▶ GIVEN TASK: Set down each entry exactly as given; pictures should not appear in the copy.

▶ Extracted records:
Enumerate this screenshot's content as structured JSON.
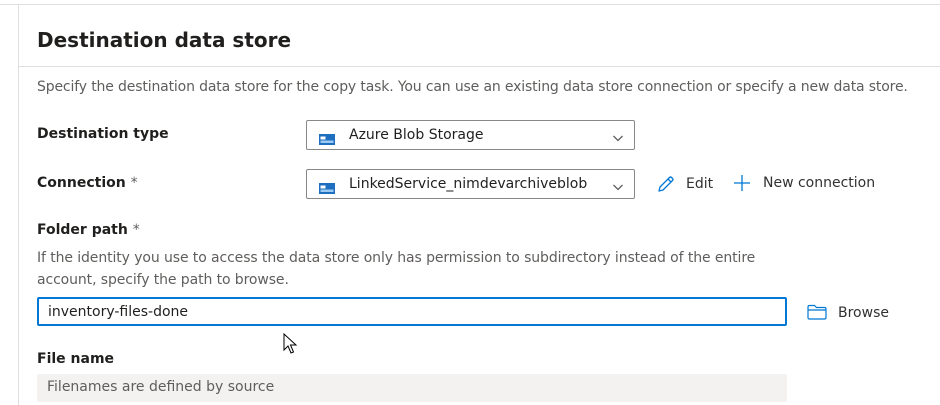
{
  "section": {
    "title": "Destination data store",
    "description": "Specify the destination data store for the copy task. You can use an existing data store connection or specify a new data store."
  },
  "destination_type": {
    "label": "Destination type",
    "selected": "Azure Blob Storage",
    "icon": "azure-blob-storage-icon"
  },
  "connection": {
    "label": "Connection",
    "required_marker": "*",
    "selected": "LinkedService_nimdevarchiveblob",
    "icon": "azure-blob-storage-icon",
    "edit_label": "Edit",
    "new_connection_label": "New connection"
  },
  "folder_path": {
    "label": "Folder path",
    "required_marker": "*",
    "help": "If the identity you use to access the data store only has permission to subdirectory instead of the entire account, specify the path to browse.",
    "value": "inventory-files-done",
    "browse_label": "Browse"
  },
  "file_name": {
    "label": "File name",
    "value": "Filenames are defined by source"
  },
  "colors": {
    "accent": "#0078d4",
    "text_primary": "#201f1e",
    "text_secondary": "#605e5c",
    "border": "#8a8886",
    "disabled_bg": "#f3f2f1"
  }
}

▶ SOLUTION TO THE PROBLEM:
Enumerate this screenshot's content as structured JSON.
{
  "section": {
    "title": "Destination data store",
    "description": "Specify the destination data store for the copy task. You can use an existing data store connection or specify a new data store."
  },
  "destination_type": {
    "label": "Destination type",
    "selected": "Azure Blob Storage",
    "icon": "azure-blob-storage-icon"
  },
  "connection": {
    "label": "Connection",
    "required_marker": "*",
    "selected": "LinkedService_nimdevarchiveblob",
    "icon": "azure-blob-storage-icon",
    "edit_label": "Edit",
    "new_connection_label": "New connection"
  },
  "folder_path": {
    "label": "Folder path",
    "required_marker": "*",
    "help": "If the identity you use to access the data store only has permission to subdirectory instead of the entire account, specify the path to browse.",
    "value": "inventory-files-done",
    "browse_label": "Browse"
  },
  "file_name": {
    "label": "File name",
    "value": "Filenames are defined by source"
  },
  "colors": {
    "accent": "#0078d4",
    "text_primary": "#201f1e",
    "text_secondary": "#605e5c",
    "border": "#8a8886",
    "disabled_bg": "#f3f2f1"
  }
}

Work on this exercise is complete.